─── Ausgangstext
Weniger Geburten rund um AKW
In der Umgebung von AKW kommen in Deutschland und in der Schweiz Tausende Kinder zu wenig zur Welt. Kommen radioaktive Emissionen aus Atomanlagen als Ursache in Frage?
Die PSR / IPPNW Schweiz – Ärztinnen und Ärzte für soziale Verantwortung und zur Verhütung eines Atomkrieges – machen darauf aufmerksam, dass das Verhältnis von Knaben- zu Mädchengeburten in der Umgebung von Atomkraftwerken gestört ist. Dies weist eine im Oktober 2010 veröffentlichte epidemiologische Studie aus München nach. Diese Beobachtung lässt ein Defizit von Lebendgeburten in AKW-Umgebung errechnen. Frauen, die in Deutschland oder der Schweiz im Umkreis von 35 km einer der untersuchten 31 Atomanlagen leben, haben demzufolge in den letzten 40 Jahren gemäss Einschätzung der Studienautoren näherungsweise 15 000 Kinder – vor allem Mädchen – verloren. Dieser Zusammenhang wurde jetzt erstmals bei Atomkraftwerken im Normalbetrieb nachgewiesen und ist hochsignifikant. Ob der Verlust der Schwangerschaften im Sinne einer Schädigung des Erbguts durch die radioaktiven Emissionen aus Atomkraftwerken interpretiert werden muss, ist dringend zu klären.
Anlass für die Studie waren entsprechende Beobachtungen nach den Atombombentesten und der Reaktorkatastrophe von Tschernobyl 1986 sowie die bei der deutschen Kinderkrebsstudie KiKK festgestellte Abhängigkeit der Krebsraten vom Abstand von Atomkraftwerken. Die Autoren vermuten daher als Ursache die von Atomkraftwerken auch im Normalbetrieb – insbesondere beim Brennelemente-Wechsel – an die Luft abgegebenen radioaktiven Emissionen. Die Studienresultate signalisieren die Möglichkeit ernsthafter Schädigungen im frühen Schwangerschaftsverlauf, selbst bei sehr niedrigen Strahlendosen. Es ist bekannt, dass Keimzellen, Embryonen und Stammzellen extrem strahlenempfindlich sind. Jegliche Strahlendosis gilt als gefährlich – es gibt keinen Schwellenwert, unter welchem kein Risiko besteht.
──────
─── Bereitgestellte Zeilen
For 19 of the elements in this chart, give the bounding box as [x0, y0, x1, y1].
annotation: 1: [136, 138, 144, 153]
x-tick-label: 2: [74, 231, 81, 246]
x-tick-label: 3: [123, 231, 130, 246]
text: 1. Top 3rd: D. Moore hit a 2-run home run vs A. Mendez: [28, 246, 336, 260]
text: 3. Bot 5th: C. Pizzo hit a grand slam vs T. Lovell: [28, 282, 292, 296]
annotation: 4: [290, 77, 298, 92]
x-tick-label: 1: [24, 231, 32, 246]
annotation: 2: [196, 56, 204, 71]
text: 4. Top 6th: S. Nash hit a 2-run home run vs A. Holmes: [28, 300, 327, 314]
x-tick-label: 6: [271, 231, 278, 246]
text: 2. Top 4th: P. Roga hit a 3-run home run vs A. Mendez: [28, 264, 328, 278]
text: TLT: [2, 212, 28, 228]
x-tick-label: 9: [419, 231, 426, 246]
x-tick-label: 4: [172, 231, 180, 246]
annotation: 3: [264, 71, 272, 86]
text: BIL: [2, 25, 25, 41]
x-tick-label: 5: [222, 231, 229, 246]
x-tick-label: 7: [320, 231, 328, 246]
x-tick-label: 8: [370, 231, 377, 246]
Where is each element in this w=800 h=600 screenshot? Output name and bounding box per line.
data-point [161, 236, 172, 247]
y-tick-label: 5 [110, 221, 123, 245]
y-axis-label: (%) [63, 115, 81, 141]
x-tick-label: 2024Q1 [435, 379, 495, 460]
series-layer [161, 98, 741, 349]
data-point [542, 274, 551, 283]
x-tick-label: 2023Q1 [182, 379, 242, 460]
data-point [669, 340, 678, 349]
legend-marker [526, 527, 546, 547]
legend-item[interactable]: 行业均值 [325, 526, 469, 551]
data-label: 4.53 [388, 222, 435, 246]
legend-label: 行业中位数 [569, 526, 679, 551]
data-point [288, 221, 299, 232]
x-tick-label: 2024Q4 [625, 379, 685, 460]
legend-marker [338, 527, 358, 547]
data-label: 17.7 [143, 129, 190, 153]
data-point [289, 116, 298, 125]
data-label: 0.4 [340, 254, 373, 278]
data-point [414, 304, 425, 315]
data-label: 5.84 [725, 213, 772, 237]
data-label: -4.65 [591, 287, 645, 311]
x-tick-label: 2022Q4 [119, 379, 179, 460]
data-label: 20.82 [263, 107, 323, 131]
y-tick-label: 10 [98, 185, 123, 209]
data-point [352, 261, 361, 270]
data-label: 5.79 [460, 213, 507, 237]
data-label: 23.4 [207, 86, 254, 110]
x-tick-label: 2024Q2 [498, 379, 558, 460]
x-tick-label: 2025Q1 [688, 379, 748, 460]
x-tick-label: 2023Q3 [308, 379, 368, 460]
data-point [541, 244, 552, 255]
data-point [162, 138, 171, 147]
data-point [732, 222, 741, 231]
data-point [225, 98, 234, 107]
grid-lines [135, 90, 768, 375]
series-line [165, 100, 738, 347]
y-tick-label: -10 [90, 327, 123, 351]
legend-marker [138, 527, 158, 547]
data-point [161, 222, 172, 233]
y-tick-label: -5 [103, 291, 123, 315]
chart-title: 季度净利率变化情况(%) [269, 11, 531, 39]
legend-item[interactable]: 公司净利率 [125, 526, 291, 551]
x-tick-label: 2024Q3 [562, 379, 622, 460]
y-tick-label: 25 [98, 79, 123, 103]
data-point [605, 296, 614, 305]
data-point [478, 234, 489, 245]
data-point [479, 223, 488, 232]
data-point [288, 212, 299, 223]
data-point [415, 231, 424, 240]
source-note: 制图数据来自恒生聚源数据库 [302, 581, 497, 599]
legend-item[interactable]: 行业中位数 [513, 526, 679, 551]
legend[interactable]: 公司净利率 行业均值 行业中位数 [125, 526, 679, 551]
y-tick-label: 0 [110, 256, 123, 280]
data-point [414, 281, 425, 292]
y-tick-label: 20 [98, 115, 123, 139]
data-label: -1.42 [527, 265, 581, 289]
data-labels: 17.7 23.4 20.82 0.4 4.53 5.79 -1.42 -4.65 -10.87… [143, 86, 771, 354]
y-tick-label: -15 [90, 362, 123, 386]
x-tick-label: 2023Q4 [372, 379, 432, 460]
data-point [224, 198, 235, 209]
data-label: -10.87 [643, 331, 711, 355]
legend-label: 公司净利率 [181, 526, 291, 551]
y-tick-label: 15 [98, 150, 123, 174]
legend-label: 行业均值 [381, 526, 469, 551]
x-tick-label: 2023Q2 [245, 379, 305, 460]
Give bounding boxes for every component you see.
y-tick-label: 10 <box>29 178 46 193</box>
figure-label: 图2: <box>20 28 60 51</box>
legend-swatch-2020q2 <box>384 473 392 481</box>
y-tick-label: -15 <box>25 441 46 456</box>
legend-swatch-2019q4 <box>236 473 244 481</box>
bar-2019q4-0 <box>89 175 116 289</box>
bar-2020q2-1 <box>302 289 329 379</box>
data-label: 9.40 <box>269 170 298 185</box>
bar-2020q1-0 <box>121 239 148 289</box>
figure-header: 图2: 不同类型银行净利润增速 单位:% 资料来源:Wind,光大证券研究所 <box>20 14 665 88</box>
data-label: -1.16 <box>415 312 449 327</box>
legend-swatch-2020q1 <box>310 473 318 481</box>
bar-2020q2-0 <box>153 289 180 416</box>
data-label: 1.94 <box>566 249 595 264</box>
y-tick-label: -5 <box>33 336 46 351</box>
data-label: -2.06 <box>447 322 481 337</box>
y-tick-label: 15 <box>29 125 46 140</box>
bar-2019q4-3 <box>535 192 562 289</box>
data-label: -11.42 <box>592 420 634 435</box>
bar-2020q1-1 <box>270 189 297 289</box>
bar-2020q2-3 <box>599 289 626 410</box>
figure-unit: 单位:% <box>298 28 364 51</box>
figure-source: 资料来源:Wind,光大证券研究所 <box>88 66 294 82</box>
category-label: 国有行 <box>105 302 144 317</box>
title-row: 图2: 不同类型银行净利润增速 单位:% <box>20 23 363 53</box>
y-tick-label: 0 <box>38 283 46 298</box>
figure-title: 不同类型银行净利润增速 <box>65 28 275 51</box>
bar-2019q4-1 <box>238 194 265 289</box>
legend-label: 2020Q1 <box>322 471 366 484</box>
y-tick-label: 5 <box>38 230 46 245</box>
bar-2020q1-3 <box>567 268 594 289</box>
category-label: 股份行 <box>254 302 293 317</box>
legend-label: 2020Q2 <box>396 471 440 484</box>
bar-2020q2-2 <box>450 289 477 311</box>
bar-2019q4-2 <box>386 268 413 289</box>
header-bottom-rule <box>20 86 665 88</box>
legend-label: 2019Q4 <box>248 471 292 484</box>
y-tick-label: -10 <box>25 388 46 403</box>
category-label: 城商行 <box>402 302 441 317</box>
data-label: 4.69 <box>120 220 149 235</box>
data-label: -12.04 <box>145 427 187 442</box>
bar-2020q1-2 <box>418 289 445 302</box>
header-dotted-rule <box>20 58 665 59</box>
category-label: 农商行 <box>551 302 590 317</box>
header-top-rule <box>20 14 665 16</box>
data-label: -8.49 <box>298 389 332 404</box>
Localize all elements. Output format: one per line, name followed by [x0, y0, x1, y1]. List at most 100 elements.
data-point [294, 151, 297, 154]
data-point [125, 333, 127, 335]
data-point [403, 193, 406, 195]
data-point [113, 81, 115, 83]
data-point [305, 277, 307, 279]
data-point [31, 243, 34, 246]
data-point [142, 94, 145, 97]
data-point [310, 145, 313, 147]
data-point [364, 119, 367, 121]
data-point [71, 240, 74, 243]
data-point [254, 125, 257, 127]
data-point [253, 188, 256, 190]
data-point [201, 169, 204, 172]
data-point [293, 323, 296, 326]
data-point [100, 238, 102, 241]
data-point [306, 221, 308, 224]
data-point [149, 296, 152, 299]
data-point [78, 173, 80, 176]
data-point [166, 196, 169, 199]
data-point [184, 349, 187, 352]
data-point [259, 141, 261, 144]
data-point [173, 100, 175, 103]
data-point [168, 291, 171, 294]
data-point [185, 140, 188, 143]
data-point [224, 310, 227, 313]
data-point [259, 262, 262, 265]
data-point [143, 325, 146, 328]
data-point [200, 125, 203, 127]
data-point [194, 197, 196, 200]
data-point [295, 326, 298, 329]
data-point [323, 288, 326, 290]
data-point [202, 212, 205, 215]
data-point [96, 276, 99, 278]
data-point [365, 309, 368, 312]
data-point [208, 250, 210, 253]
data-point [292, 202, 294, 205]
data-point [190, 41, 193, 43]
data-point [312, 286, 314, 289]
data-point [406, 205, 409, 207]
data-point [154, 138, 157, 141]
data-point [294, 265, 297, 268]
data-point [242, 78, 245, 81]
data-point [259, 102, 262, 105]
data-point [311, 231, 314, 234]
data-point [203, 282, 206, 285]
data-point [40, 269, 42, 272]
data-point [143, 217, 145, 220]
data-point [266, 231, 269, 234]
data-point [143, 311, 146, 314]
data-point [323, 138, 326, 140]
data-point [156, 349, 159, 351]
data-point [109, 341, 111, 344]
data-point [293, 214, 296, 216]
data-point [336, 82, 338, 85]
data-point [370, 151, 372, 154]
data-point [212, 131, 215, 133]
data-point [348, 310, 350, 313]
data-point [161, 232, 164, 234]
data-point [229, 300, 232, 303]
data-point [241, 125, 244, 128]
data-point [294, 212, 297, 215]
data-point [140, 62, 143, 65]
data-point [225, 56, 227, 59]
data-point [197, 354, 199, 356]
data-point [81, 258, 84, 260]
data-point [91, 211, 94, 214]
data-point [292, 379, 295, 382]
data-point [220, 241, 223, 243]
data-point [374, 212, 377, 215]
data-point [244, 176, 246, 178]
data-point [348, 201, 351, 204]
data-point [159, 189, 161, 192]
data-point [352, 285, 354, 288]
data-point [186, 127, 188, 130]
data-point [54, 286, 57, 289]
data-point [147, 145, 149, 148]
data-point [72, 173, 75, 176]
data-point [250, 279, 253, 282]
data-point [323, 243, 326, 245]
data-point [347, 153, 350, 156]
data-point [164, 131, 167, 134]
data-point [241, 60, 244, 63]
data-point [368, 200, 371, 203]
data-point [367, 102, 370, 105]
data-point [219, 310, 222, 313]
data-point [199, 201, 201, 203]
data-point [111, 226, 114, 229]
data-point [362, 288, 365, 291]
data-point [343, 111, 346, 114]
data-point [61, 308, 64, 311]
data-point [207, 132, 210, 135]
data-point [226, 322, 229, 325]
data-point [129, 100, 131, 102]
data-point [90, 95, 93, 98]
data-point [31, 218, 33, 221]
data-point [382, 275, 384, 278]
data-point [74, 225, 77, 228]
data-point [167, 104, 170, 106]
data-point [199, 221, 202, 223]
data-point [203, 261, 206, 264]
──────
■ Aufgaben
1: Wie viele Atomanlagen wurden laut dem Text über Geburten rund um AKW untersucht?
2: Nimm den Text über Geburten rund um AKW nach seinem letzten Satz wieder auf und schreib ihn weiter.
Die Zeilen sind eigenes Material und gehören nicht zum Text über Geburten rund um AKW.

■ Lösungen
1: 31 Atomanlagen.

2:
- Die Besorgnis über diese neuesten Befunde ist umso begründeter, da mehr als ein Drittel aller Geburten in der Schweiz Mütter betrifft, die im Umkreis von bis zu 35 km von der nächsten Atomanlage wohnen.
Die PSR / IPPNW Schweiz, der über 600 Ärztinnen und Ärzte angehören, fordern seitens der Behörden eine rasche Überprüfung der Studiengrundlagen und der Ergebnisse von Kusmierz, Voigt und Scherb, insbesondere der Resultate der am meisten belasteten Region von Beznau, Kt. Aargau. Angesichts der hervorragenden Qualität der Daten des Bundesamtes für Statistik dürfte eine fokussierte erste Überprüfung gemäss Einschätzung der Studienautoren nur wenige Wochen in Anspruch nehmen.
Die PSR / IPPNW Schweiz ersuchen ferner das Bundesamt für Gesundheit (BAG), in Zusammenarbeit mit der Schweizerischen Akademie der Medizinischen Wissenschaften (SAMW), dem Eidgenössischen Departement für Umwelt, Verkehr, Energie und Kommunikation (UVEK) und der Eidgenössischen Kommission für Strahlenschutz und Überwachung der Radioaktivität (KSR) bis zum 30. Juni 2011 zu dieser Mitteilung über das gestörte Zahlenverhältnis (´Sex Odds´) von Knabengeburten zu Mädchengeburten in der Umgebung von Atomkraftwerken Stellung zu nehmen.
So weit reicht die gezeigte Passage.